# The task
Copy every record below exactly.

# Entries supplied
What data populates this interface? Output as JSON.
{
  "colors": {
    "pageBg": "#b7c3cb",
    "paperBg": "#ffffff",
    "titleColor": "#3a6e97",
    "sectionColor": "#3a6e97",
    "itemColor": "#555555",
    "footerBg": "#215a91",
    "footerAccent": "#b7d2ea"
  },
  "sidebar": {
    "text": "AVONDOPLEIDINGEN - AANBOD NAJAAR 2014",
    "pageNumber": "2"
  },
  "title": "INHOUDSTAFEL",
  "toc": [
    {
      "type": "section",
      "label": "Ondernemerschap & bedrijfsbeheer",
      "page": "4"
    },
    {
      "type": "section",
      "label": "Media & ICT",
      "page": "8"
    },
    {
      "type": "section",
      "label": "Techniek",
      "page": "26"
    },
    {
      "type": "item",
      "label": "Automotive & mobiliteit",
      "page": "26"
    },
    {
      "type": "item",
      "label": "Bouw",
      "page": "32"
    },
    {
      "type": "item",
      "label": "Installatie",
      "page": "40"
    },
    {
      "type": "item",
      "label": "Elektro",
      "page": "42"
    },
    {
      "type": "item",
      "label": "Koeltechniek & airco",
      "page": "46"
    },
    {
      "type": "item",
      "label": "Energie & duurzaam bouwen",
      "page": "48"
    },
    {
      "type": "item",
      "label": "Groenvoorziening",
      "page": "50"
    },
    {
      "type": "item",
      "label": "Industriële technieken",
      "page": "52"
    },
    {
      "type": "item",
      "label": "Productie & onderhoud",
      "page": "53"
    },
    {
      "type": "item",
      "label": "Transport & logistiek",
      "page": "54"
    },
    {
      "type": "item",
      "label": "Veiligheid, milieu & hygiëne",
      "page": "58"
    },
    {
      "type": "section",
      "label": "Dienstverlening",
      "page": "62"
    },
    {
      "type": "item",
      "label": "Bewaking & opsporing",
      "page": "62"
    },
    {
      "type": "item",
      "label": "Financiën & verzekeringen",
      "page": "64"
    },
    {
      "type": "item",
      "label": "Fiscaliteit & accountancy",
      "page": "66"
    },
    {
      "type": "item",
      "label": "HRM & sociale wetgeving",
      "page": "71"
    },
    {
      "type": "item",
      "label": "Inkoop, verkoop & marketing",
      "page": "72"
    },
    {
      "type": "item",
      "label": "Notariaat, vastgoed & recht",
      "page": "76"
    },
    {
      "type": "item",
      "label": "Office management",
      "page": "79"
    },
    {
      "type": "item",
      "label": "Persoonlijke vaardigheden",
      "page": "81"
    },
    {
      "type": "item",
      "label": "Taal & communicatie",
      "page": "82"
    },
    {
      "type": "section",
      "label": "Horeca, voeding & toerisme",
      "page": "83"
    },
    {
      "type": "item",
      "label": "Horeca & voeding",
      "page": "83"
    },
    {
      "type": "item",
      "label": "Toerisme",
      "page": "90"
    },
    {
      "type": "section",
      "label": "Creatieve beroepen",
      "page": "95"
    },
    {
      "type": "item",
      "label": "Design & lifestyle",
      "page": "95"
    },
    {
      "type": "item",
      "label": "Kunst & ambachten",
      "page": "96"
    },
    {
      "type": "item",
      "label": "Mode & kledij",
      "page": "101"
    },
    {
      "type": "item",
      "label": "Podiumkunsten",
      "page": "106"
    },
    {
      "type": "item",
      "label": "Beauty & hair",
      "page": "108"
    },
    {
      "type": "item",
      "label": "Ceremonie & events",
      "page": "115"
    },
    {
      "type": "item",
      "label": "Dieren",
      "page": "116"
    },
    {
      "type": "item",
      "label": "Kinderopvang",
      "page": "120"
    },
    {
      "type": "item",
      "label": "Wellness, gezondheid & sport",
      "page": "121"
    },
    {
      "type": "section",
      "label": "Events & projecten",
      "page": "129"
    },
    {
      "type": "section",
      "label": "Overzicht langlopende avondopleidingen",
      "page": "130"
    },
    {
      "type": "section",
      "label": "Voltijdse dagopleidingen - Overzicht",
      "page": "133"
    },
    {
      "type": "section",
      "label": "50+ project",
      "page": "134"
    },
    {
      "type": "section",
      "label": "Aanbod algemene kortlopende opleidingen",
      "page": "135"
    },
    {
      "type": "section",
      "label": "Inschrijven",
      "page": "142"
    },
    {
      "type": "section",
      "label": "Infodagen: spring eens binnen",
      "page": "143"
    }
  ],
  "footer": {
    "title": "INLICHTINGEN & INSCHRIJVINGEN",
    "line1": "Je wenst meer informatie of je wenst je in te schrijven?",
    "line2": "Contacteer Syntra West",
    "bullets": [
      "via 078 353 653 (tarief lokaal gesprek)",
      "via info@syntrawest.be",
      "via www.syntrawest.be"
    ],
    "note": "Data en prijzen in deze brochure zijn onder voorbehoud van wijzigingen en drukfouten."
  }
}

# Written reply
What data populates this interface? Output as JSON.
{
  "colors": {
    "pageBg": "#b7c3cb",
    "paperBg": "#ffffff",
    "titleColor": "#3a6e97",
    "sectionColor": "#3a6e97",
    "itemColor": "#555555",
    "footerBg": "#215a91",
    "footerAccent": "#b7d2ea"
  },
  "sidebar": {
    "text": "AVONDOPLEIDINGEN - AANBOD NAJAAR 2014",
    "pageNumber": "2"
  },
  "title": "INHOUDSTAFEL",
  "toc": [
    {
      "type": "section",
      "label": "Ondernemerschap & bedrijfsbeheer",
      "page": "4"
    },
    {
      "type": "section",
      "label": "Media & ICT",
      "page": "8"
    },
    {
      "type": "section",
      "label": "Techniek",
      "page": "26"
    },
    {
      "type": "item",
      "label": "Automotive & mobiliteit",
      "page": "26"
    },
    {
      "type": "item",
      "label": "Bouw",
      "page": "32"
    },
    {
      "type": "item",
      "label": "Installatie",
      "page": "40"
    },
    {
      "type": "item",
      "label": "Elektro",
      "page": "42"
    },
    {
      "type": "item",
      "label": "Koeltechniek & airco",
      "page": "46"
    },
    {
      "type": "item",
      "label": "Energie & duurzaam bouwen",
      "page": "48"
    },
    {
      "type": "item",
      "label": "Groenvoorziening",
      "page": "50"
    },
    {
      "type": "item",
      "label": "Industriële technieken",
      "page": "52"
    },
    {
      "type": "item",
      "label": "Productie & onderhoud",
      "page": "53"
    },
    {
      "type": "item",
      "label": "Transport & logistiek",
      "page": "54"
    },
    {
      "type": "item",
      "label": "Veiligheid, milieu & hygiëne",
      "page": "58"
    },
    {
      "type": "section",
      "label": "Dienstverlening",
      "page": "62"
    },
    {
      "type": "item",
      "label": "Bewaking & opsporing",
      "page": "62"
    },
    {
      "type": "item",
      "label": "Financiën & verzekeringen",
      "page": "64"
    },
    {
      "type": "item",
      "label": "Fiscaliteit & accountancy",
      "page": "66"
    },
    {
      "type": "item",
      "label": "HRM & sociale wetgeving",
      "page": "71"
    },
    {
      "type": "item",
      "label": "Inkoop, verkoop & marketing",
      "page": "72"
    },
    {
      "type": "item",
      "label": "Notariaat, vastgoed & recht",
      "page": "76"
    },
    {
      "type": "item",
      "label": "Office management",
      "page": "79"
    },
    {
      "type": "item",
      "label": "Persoonlijke vaardigheden",
      "page": "81"
    },
    {
      "type": "item",
      "label": "Taal & communicatie",
      "page": "82"
    },
    {
      "type": "section",
      "label": "Horeca, voeding & toerisme",
      "page": "83"
    },
    {
      "type": "item",
      "label": "Horeca & voeding",
      "page": "83"
    },
    {
      "type": "item",
      "label": "Toerisme",
      "page": "90"
    },
    {
      "type": "section",
      "label": "Creatieve beroepen",
      "page": "95"
    },
    {
      "type": "item",
      "label": "Design & lifestyle",
      "page": "95"
    },
    {
      "type": "item",
      "label": "Kunst & ambachten",
      "page": "96"
    },
    {
      "type": "item",
      "label": "Mode & kledij",
      "page": "101"
    },
    {
      "type": "item",
      "label": "Podiumkunsten",
      "page": "106"
    },
    {
      "type": "item",
      "label": "Beauty & hair",
      "page": "108"
    },
    {
      "type": "item",
      "label": "Ceremonie & events",
      "page": "115"
    },
    {
      "type": "item",
      "label": "Dieren",
      "page": "116"
    },
    {
      "type": "item",
      "label": "Kinderopvang",
      "page": "120"
    },
    {
      "type": "item",
      "label": "Wellness, gezondheid & sport",
      "page": "121"
    },
    {
      "type": "section",
      "label": "Events & projecten",
      "page": "129"
    },
    {
      "type": "section",
      "label": "Overzicht langlopende avondopleidingen",
      "page": "130"
    },
    {
      "type": "section",
      "label": "Voltijdse dagopleidingen - Overzicht",
      "page": "133"
    },
    {
      "type": "section",
      "label": "50+ project",
      "page": "134"
    },
    {
      "type": "section",
      "label": "Aanbod algemene kortlopende opleidingen",
      "page": "135"
    },
    {
      "type": "section",
      "label": "Inschrijven",
      "page": "142"
    },
    {
      "type": "section",
      "label": "Infodagen: spring eens binnen",
      "page": "143"
    }
  ],
  "footer": {
    "title": "INLICHTINGEN & INSCHRIJVINGEN",
    "line1": "Je wenst meer informatie of je wenst je in te schrijven?",
    "line2": "Contacteer Syntra West",
    "bullets": [
      "via 078 353 653 (tarief lokaal gesprek)",
      "via info@syntrawest.be",
      "via www.syntrawest.be"
    ],
    "note": "Data en prijzen in deze brochure zijn onder voorbehoud van wijzigingen en drukfouten."
  }
}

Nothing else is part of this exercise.